Problem description. Extract every line that contains the string "الجد".

Information given.

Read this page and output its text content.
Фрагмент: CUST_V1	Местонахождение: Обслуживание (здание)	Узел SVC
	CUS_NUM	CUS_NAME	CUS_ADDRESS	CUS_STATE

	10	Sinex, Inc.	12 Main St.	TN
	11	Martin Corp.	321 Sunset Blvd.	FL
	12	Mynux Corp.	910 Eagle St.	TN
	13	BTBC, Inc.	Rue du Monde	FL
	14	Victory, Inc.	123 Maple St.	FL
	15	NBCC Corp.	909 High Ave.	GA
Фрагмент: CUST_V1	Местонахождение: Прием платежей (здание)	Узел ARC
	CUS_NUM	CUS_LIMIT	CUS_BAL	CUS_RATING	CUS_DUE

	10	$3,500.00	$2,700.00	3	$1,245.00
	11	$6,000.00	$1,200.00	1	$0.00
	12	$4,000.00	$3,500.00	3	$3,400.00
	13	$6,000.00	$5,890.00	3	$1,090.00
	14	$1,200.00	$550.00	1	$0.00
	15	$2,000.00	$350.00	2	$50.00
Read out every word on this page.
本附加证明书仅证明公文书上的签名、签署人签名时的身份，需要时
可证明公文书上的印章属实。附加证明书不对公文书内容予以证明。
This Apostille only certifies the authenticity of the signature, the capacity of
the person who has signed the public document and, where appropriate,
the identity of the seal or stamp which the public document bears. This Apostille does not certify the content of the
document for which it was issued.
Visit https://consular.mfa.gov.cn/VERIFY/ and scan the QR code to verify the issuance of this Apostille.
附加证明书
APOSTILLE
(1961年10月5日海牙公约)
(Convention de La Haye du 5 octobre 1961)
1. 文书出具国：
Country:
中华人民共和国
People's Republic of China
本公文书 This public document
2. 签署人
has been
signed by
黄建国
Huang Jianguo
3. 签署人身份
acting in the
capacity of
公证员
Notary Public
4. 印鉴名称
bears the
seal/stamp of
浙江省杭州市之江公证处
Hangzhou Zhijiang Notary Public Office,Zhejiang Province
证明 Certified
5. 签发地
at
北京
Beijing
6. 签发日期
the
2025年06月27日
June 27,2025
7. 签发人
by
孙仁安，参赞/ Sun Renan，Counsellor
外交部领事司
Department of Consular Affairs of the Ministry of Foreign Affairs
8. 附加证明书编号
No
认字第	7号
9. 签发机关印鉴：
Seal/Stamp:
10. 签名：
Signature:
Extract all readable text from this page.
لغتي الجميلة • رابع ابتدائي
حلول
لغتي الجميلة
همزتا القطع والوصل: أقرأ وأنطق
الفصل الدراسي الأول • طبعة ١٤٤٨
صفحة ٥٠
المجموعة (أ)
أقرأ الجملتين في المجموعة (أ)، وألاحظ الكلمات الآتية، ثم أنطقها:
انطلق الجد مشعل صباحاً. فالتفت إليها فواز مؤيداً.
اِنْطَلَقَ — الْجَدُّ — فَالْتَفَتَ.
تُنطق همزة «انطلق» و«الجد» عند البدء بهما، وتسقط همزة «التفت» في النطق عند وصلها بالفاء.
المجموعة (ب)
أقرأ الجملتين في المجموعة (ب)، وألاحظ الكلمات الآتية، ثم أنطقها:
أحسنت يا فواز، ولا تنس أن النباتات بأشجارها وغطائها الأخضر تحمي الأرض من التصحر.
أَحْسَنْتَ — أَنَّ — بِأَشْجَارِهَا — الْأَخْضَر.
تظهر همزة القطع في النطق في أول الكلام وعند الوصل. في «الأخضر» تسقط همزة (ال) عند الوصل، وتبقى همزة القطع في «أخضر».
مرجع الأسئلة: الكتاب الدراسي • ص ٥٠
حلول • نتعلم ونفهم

Answer to the exercise.
انطلق الجد مشعل صباحاً. فالتفت إليها فواز مؤيداً.
تُنطق همزة «انطلق» و«الجد» عند البدء بهما، وتسقط همزة «التفت» في النطق عند وصلها بالفاء.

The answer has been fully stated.